Task prompt:
Quote all entries exactly, leaving pictures aside.

The data:
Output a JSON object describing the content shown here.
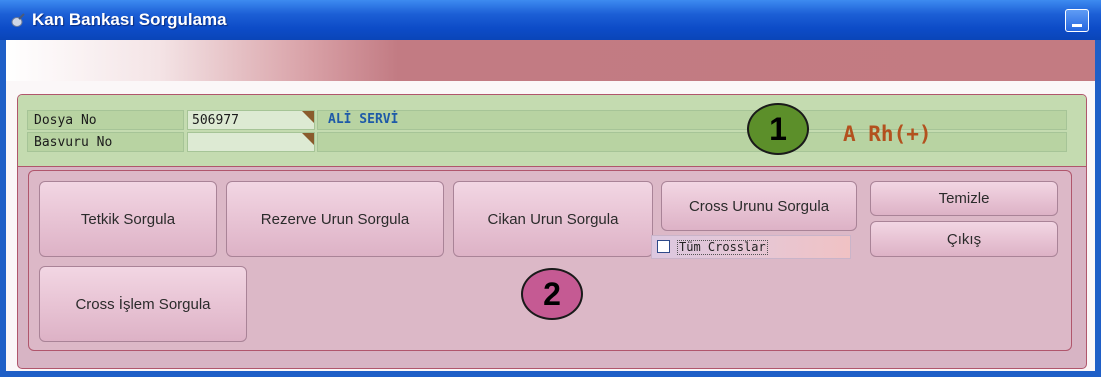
{
  "window": {
    "title": "Kan Bankası Sorgulama",
    "minimize_label": "",
    "title_bar_color": "#1c5fd6"
  },
  "patient": {
    "dosya_no_label": "Dosya No",
    "dosya_no_value": "506977",
    "basvuru_no_label": "Basvuru No",
    "basvuru_no_value": "",
    "name": "ALİ SERVİ",
    "blood_type": "A Rh(+)"
  },
  "annotations": {
    "marker_1": "1",
    "marker_2": "2",
    "marker_1_color": "#5c8f2a",
    "marker_2_color": "#c55a93"
  },
  "buttons": {
    "tetkik": "Tetkik Sorgula",
    "rezerve": "Rezerve Urun Sorgula",
    "cikan": "Cikan Urun Sorgula",
    "cross_urunu": "Cross Urunu Sorgula",
    "temizle": "Temizle",
    "cikis": "Çıkış",
    "cross_islem": "Cross İşlem Sorgula"
  },
  "options": {
    "tum_crosslar_label": "Tüm Crosslar",
    "tum_crosslar_checked": false
  }
}
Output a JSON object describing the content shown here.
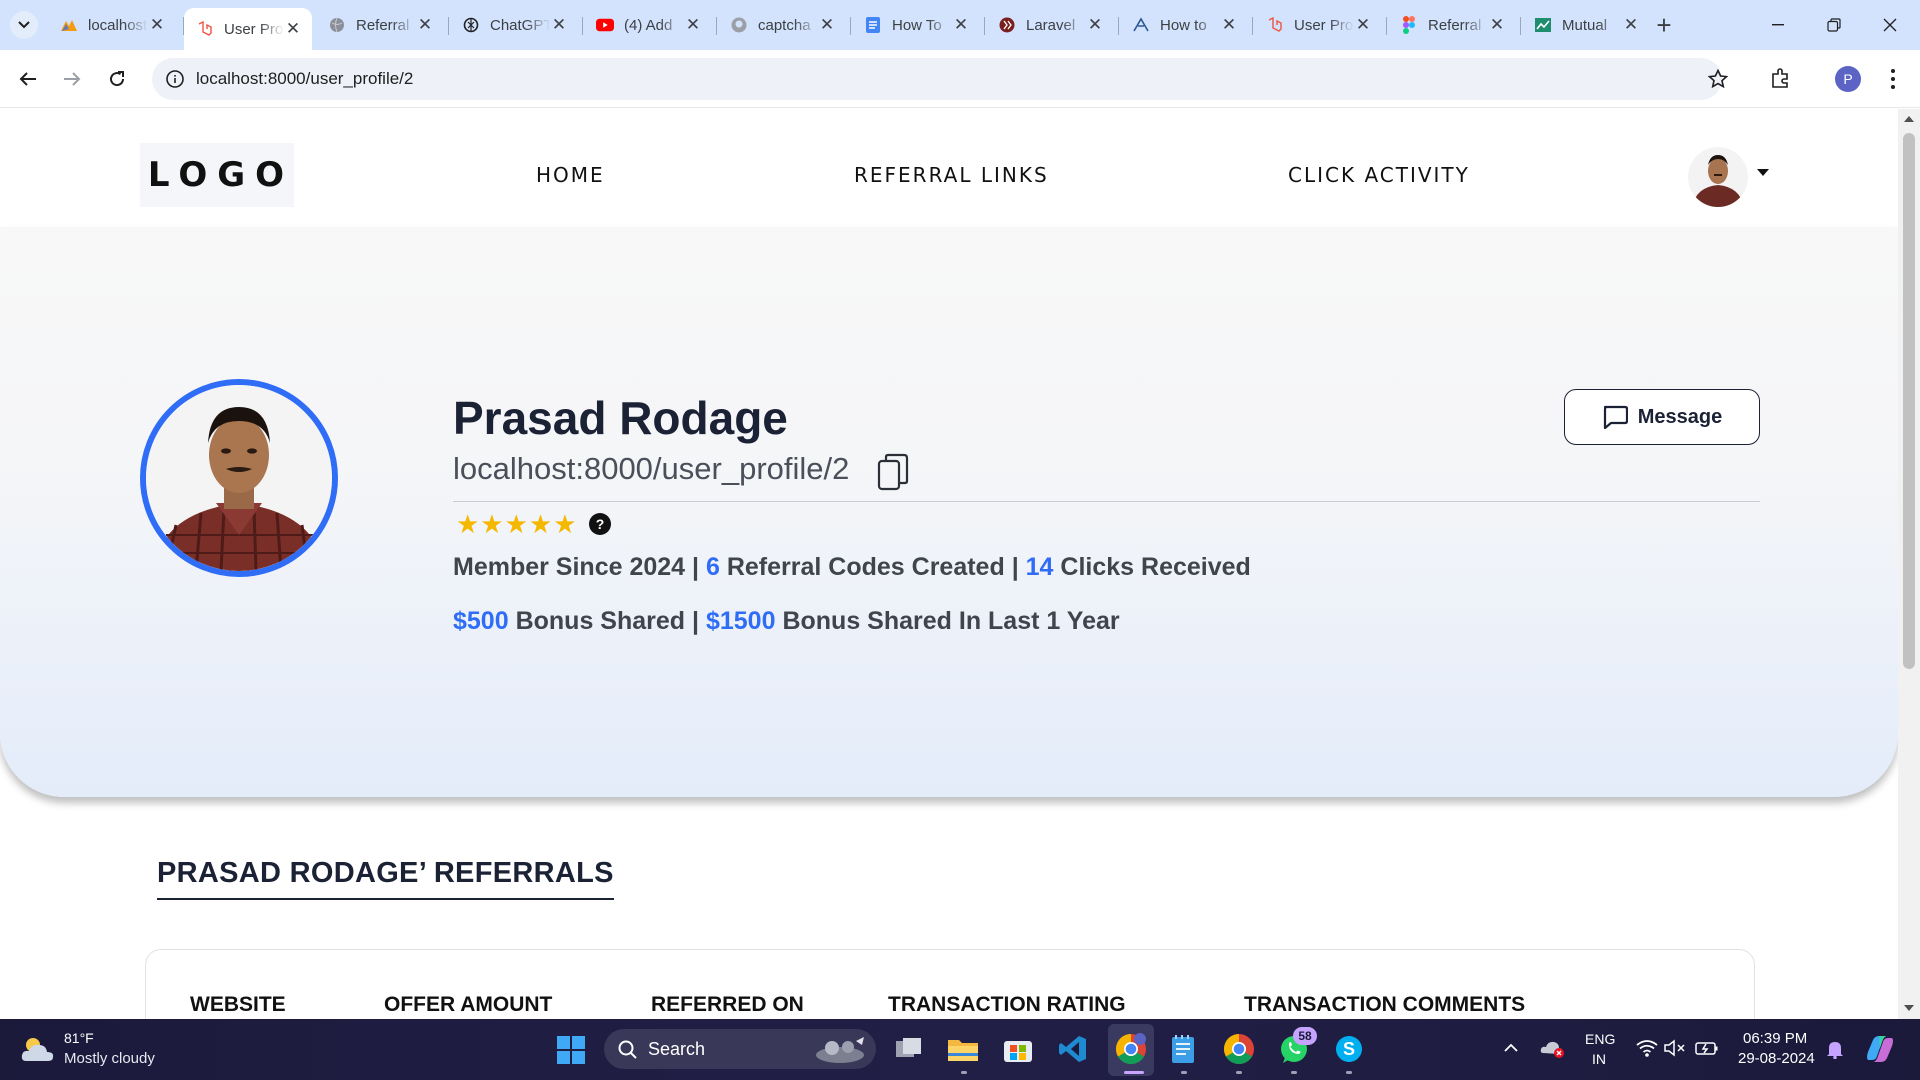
{
  "browser": {
    "tabs": [
      {
        "title": "localhost"
      },
      {
        "title": "User Profile"
      },
      {
        "title": "Referral"
      },
      {
        "title": "ChatGPT"
      },
      {
        "title": "(4) Add"
      },
      {
        "title": "captcha"
      },
      {
        "title": "How To"
      },
      {
        "title": "Laravel"
      },
      {
        "title": "How to"
      },
      {
        "title": "User Profile"
      },
      {
        "title": "Referral"
      },
      {
        "title": "Mutual"
      }
    ],
    "url": "localhost:8000/user_profile/2",
    "profile_initial": "P"
  },
  "site": {
    "logo": "LOGO",
    "nav": [
      "HOME",
      "REFERRAL LINKS",
      "CLICK ACTIVITY"
    ]
  },
  "profile": {
    "name": "Prasad Rodage",
    "url": "localhost:8000/user_profile/2",
    "rating": 5,
    "stars": "★★★★★",
    "help": "?",
    "member_since_label": "Member Since 2024",
    "sep": "|",
    "codes_count": "6",
    "codes_label": "Referral Codes Created",
    "clicks_count": "14",
    "clicks_label": "Clicks Received",
    "bonus_total": "$500",
    "bonus_total_label": "Bonus Shared",
    "bonus_year": "$1500",
    "bonus_year_label": "Bonus Shared In Last 1 Year",
    "message_label": "Message"
  },
  "referrals": {
    "title": "PRASAD RODAGE’ REFERRALS",
    "columns": [
      "WEBSITE",
      "OFFER AMOUNT",
      "REFERRED ON",
      "TRANSACTION RATING",
      "TRANSACTION COMMENTS"
    ]
  },
  "taskbar": {
    "weather_temp": "81°F",
    "weather_desc": "Mostly cloudy",
    "search": "Search",
    "whatsapp_badge": "58",
    "lang_line1": "ENG",
    "lang_line2": "IN",
    "time": "06:39 PM",
    "date": "29-08-2024"
  },
  "colors": {
    "accent": "#2f6df6",
    "star": "#f5b800",
    "heading": "#1b2235"
  }
}
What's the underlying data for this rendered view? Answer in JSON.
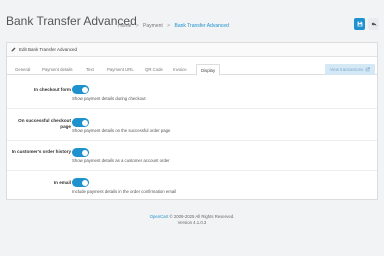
{
  "header": {
    "title": "Bank Transfer Advanced",
    "breadcrumbs": [
      {
        "label": "Home"
      },
      {
        "label": "Payment"
      },
      {
        "label": "Bank Transfer Advanced"
      }
    ],
    "breadcrumb_separator": ">",
    "save_icon": "save-icon",
    "back_icon": "reply-icon",
    "accent_color": "#1e91cf"
  },
  "panel": {
    "heading": "Edit Bank Transfer Advanced",
    "heading_icon": "pencil-icon",
    "tabs": [
      {
        "label": "General"
      },
      {
        "label": "Payment details"
      },
      {
        "label": "Text"
      },
      {
        "label": "Payment URL"
      },
      {
        "label": "QR Code"
      },
      {
        "label": "Invoice"
      },
      {
        "label": "Display"
      }
    ],
    "active_tab": "Display",
    "view_transactions_label": "View transactions",
    "rows": [
      {
        "label": "In checkout form",
        "enabled": true,
        "help": "Show payment details during checkout"
      },
      {
        "label": "On successful checkout page",
        "enabled": true,
        "help": "Show payment details on the successful order page"
      },
      {
        "label": "In customer's order history",
        "enabled": true,
        "help": "Show payment details as a customer account order"
      },
      {
        "label": "In email",
        "enabled": true,
        "help": "Include payment details in the order confirmation email"
      }
    ]
  },
  "footer": {
    "brand": "OpenCart",
    "copyright": "© 2009-2025 All Rights Reserved.",
    "version": "Version 4.1.0.3"
  }
}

Complete answer:
Output a JSON object describing the content shown here.
{
  "window": {
    "title": "Kan Bankası Sorgulama",
    "minimize_label": "",
    "title_bar_color": "#1c5fd6"
  },
  "patient": {
    "dosya_no_label": "Dosya No",
    "dosya_no_value": "506977",
    "basvuru_no_label": "Basvuru No",
    "basvuru_no_value": "",
    "name": "ALİ SERVİ",
    "blood_type": "A Rh(+)"
  },
  "annotations": {
    "marker_1": "1",
    "marker_2": "2",
    "marker_1_color": "#5c8f2a",
    "marker_2_color": "#c55a93"
  },
  "buttons": {
    "tetkik": "Tetkik Sorgula",
    "rezerve": "Rezerve Urun Sorgula",
    "cikan": "Cikan Urun Sorgula",
    "cross_urunu": "Cross Urunu Sorgula",
    "temizle": "Temizle",
    "cikis": "Çıkış",
    "cross_islem": "Cross İşlem Sorgula"
  },
  "options": {
    "tum_crosslar_label": "Tüm Crosslar",
    "tum_crosslar_checked": false
  }
}
Output a JSON object describing the content shown here.
{
  "browser": {
    "tabs": [
      {
        "title": "localhost"
      },
      {
        "title": "User Profile"
      },
      {
        "title": "Referral"
      },
      {
        "title": "ChatGPT"
      },
      {
        "title": "(4) Add"
      },
      {
        "title": "captcha"
      },
      {
        "title": "How To"
      },
      {
        "title": "Laravel"
      },
      {
        "title": "How to"
      },
      {
        "title": "User Profile"
      },
      {
        "title": "Referral"
      },
      {
        "title": "Mutual"
      }
    ],
    "url": "localhost:8000/user_profile/2",
    "profile_initial": "P"
  },
  "site": {
    "logo": "LOGO",
    "nav": [
      "HOME",
      "REFERRAL LINKS",
      "CLICK ACTIVITY"
    ]
  },
  "profile": {
    "name": "Prasad Rodage",
    "url": "localhost:8000/user_profile/2",
    "rating": 5,
    "stars": "★★★★★",
    "help": "?",
    "member_since_label": "Member Since 2024",
    "sep": "|",
    "codes_count": "6",
    "codes_label": "Referral Codes Created",
    "clicks_count": "14",
    "clicks_label": "Clicks Received",
    "bonus_total": "$500",
    "bonus_total_label": "Bonus Shared",
    "bonus_year": "$1500",
    "bonus_year_label": "Bonus Shared In Last 1 Year",
    "message_label": "Message"
  },
  "referrals": {
    "title": "PRASAD RODAGE’ REFERRALS",
    "columns": [
      "WEBSITE",
      "OFFER AMOUNT",
      "REFERRED ON",
      "TRANSACTION RATING",
      "TRANSACTION COMMENTS"
    ]
  },
  "taskbar": {
    "weather_temp": "81°F",
    "weather_desc": "Mostly cloudy",
    "search": "Search",
    "whatsapp_badge": "58",
    "lang_line1": "ENG",
    "lang_line2": "IN",
    "time": "06:39 PM",
    "date": "29-08-2024"
  },
  "colors": {
    "accent": "#2f6df6",
    "star": "#f5b800",
    "heading": "#1b2235"
  }
}
What's the underlying data for this rendered view? Answer in JSON.
{
  "header": {
    "title": "Bank Transfer Advanced",
    "breadcrumbs": [
      {
        "label": "Home"
      },
      {
        "label": "Payment"
      },
      {
        "label": "Bank Transfer Advanced"
      }
    ],
    "breadcrumb_separator": ">",
    "save_icon": "save-icon",
    "back_icon": "reply-icon",
    "accent_color": "#1e91cf"
  },
  "panel": {
    "heading": "Edit Bank Transfer Advanced",
    "heading_icon": "pencil-icon",
    "tabs": [
      {
        "label": "General"
      },
      {
        "label": "Payment details"
      },
      {
        "label": "Text"
      },
      {
        "label": "Payment URL"
      },
      {
        "label": "QR Code"
      },
      {
        "label": "Invoice"
      },
      {
        "label": "Display"
      }
    ],
    "active_tab": "Display",
    "view_transactions_label": "View transactions",
    "rows": [
      {
        "label": "In checkout form",
        "enabled": true,
        "help": "Show payment details during checkout"
      },
      {
        "label": "On successful checkout page",
        "enabled": true,
        "help": "Show payment details on the successful order page"
      },
      {
        "label": "In customer's order history",
        "enabled": true,
        "help": "Show payment details as a customer account order"
      },
      {
        "label": "In email",
        "enabled": true,
        "help": "Include payment details in the order confirmation email"
      }
    ]
  },
  "footer": {
    "brand": "OpenCart",
    "copyright": "© 2009-2025 All Rights Reserved.",
    "version": "Version 4.1.0.3"
  }
}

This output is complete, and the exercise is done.